Task goal =>
Set down the whole listing verbatim.

Excerpt from a dataset
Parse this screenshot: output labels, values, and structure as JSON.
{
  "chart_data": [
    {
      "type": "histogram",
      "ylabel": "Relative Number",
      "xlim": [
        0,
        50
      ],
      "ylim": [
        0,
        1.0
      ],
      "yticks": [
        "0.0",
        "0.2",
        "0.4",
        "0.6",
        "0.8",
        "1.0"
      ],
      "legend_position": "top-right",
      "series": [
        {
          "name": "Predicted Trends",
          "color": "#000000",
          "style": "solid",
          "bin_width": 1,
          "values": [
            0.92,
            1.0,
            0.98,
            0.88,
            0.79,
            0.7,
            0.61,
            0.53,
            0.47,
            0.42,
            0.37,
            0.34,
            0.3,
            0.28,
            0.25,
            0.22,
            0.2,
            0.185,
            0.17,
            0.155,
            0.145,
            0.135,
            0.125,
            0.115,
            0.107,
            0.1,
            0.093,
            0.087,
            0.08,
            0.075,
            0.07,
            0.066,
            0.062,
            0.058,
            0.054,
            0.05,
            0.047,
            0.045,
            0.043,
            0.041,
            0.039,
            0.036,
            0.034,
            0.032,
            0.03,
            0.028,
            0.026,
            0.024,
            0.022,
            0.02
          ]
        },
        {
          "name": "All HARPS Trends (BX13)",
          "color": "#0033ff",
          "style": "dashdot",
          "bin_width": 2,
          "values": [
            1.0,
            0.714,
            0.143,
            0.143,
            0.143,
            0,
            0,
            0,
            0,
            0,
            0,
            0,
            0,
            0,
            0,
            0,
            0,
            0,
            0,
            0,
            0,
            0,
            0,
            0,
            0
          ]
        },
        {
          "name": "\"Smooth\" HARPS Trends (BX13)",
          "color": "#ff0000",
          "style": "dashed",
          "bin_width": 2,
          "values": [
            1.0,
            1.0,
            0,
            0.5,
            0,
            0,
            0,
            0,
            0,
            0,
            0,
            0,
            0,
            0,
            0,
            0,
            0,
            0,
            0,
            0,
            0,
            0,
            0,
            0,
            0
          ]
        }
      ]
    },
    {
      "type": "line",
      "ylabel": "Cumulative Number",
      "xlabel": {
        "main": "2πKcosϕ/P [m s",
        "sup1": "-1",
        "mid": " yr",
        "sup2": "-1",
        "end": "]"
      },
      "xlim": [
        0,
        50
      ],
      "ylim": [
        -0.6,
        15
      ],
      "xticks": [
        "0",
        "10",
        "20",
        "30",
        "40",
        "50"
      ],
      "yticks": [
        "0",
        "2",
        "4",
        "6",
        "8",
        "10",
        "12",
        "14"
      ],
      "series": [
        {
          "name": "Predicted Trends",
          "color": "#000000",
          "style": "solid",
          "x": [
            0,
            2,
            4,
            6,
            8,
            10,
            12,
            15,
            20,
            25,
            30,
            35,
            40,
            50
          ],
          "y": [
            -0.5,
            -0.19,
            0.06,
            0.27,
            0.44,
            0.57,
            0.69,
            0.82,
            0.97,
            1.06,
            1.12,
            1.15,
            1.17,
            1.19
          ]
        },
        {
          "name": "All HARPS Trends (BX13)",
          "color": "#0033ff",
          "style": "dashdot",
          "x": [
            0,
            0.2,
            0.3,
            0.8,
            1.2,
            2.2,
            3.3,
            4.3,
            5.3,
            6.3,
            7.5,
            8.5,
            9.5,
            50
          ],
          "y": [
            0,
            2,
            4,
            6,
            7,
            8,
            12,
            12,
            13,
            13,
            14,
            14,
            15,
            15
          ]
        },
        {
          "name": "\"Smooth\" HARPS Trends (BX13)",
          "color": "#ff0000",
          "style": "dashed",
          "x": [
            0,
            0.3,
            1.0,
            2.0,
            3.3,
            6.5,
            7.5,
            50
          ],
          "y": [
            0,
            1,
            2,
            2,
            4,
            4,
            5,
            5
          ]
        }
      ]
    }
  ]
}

Solved problem =>
Parse this screenshot: output labels, values, and structure as JSON.
{
  "chart_data": [
    {
      "type": "histogram",
      "ylabel": "Relative Number",
      "xlim": [
        0,
        50
      ],
      "ylim": [
        0,
        1.0
      ],
      "yticks": [
        "0.0",
        "0.2",
        "0.4",
        "0.6",
        "0.8",
        "1.0"
      ],
      "legend_position": "top-right",
      "series": [
        {
          "name": "Predicted Trends",
          "color": "#000000",
          "style": "solid",
          "bin_width": 1,
          "values": [
            0.92,
            1.0,
            0.98,
            0.88,
            0.79,
            0.7,
            0.61,
            0.53,
            0.47,
            0.42,
            0.37,
            0.34,
            0.3,
            0.28,
            0.25,
            0.22,
            0.2,
            0.185,
            0.17,
            0.155,
            0.145,
            0.135,
            0.125,
            0.115,
            0.107,
            0.1,
            0.093,
            0.087,
            0.08,
            0.075,
            0.07,
            0.066,
            0.062,
            0.058,
            0.054,
            0.05,
            0.047,
            0.045,
            0.043,
            0.041,
            0.039,
            0.036,
            0.034,
            0.032,
            0.03,
            0.028,
            0.026,
            0.024,
            0.022,
            0.02
          ]
        },
        {
          "name": "All HARPS Trends (BX13)",
          "color": "#0033ff",
          "style": "dashdot",
          "bin_width": 2,
          "values": [
            1.0,
            0.714,
            0.143,
            0.143,
            0.143,
            0,
            0,
            0,
            0,
            0,
            0,
            0,
            0,
            0,
            0,
            0,
            0,
            0,
            0,
            0,
            0,
            0,
            0,
            0,
            0
          ]
        },
        {
          "name": "\"Smooth\" HARPS Trends (BX13)",
          "color": "#ff0000",
          "style": "dashed",
          "bin_width": 2,
          "values": [
            1.0,
            1.0,
            0,
            0.5,
            0,
            0,
            0,
            0,
            0,
            0,
            0,
            0,
            0,
            0,
            0,
            0,
            0,
            0,
            0,
            0,
            0,
            0,
            0,
            0,
            0
          ]
        }
      ]
    },
    {
      "type": "line",
      "ylabel": "Cumulative Number",
      "xlabel": {
        "main": "2πKcosϕ/P [m s",
        "sup1": "-1",
        "mid": " yr",
        "sup2": "-1",
        "end": "]"
      },
      "xlim": [
        0,
        50
      ],
      "ylim": [
        -0.6,
        15
      ],
      "xticks": [
        "0",
        "10",
        "20",
        "30",
        "40",
        "50"
      ],
      "yticks": [
        "0",
        "2",
        "4",
        "6",
        "8",
        "10",
        "12",
        "14"
      ],
      "series": [
        {
          "name": "Predicted Trends",
          "color": "#000000",
          "style": "solid",
          "x": [
            0,
            2,
            4,
            6,
            8,
            10,
            12,
            15,
            20,
            25,
            30,
            35,
            40,
            50
          ],
          "y": [
            -0.5,
            -0.19,
            0.06,
            0.27,
            0.44,
            0.57,
            0.69,
            0.82,
            0.97,
            1.06,
            1.12,
            1.15,
            1.17,
            1.19
          ]
        },
        {
          "name": "All HARPS Trends (BX13)",
          "color": "#0033ff",
          "style": "dashdot",
          "x": [
            0,
            0.2,
            0.3,
            0.8,
            1.2,
            2.2,
            3.3,
            4.3,
            5.3,
            6.3,
            7.5,
            8.5,
            9.5,
            50
          ],
          "y": [
            0,
            2,
            4,
            6,
            7,
            8,
            12,
            12,
            13,
            13,
            14,
            14,
            15,
            15
          ]
        },
        {
          "name": "\"Smooth\" HARPS Trends (BX13)",
          "color": "#ff0000",
          "style": "dashed",
          "x": [
            0,
            0.3,
            1.0,
            2.0,
            3.3,
            6.5,
            7.5,
            50
          ],
          "y": [
            0,
            1,
            2,
            2,
            4,
            4,
            5,
            5
          ]
        }
      ]
    }
  ]
}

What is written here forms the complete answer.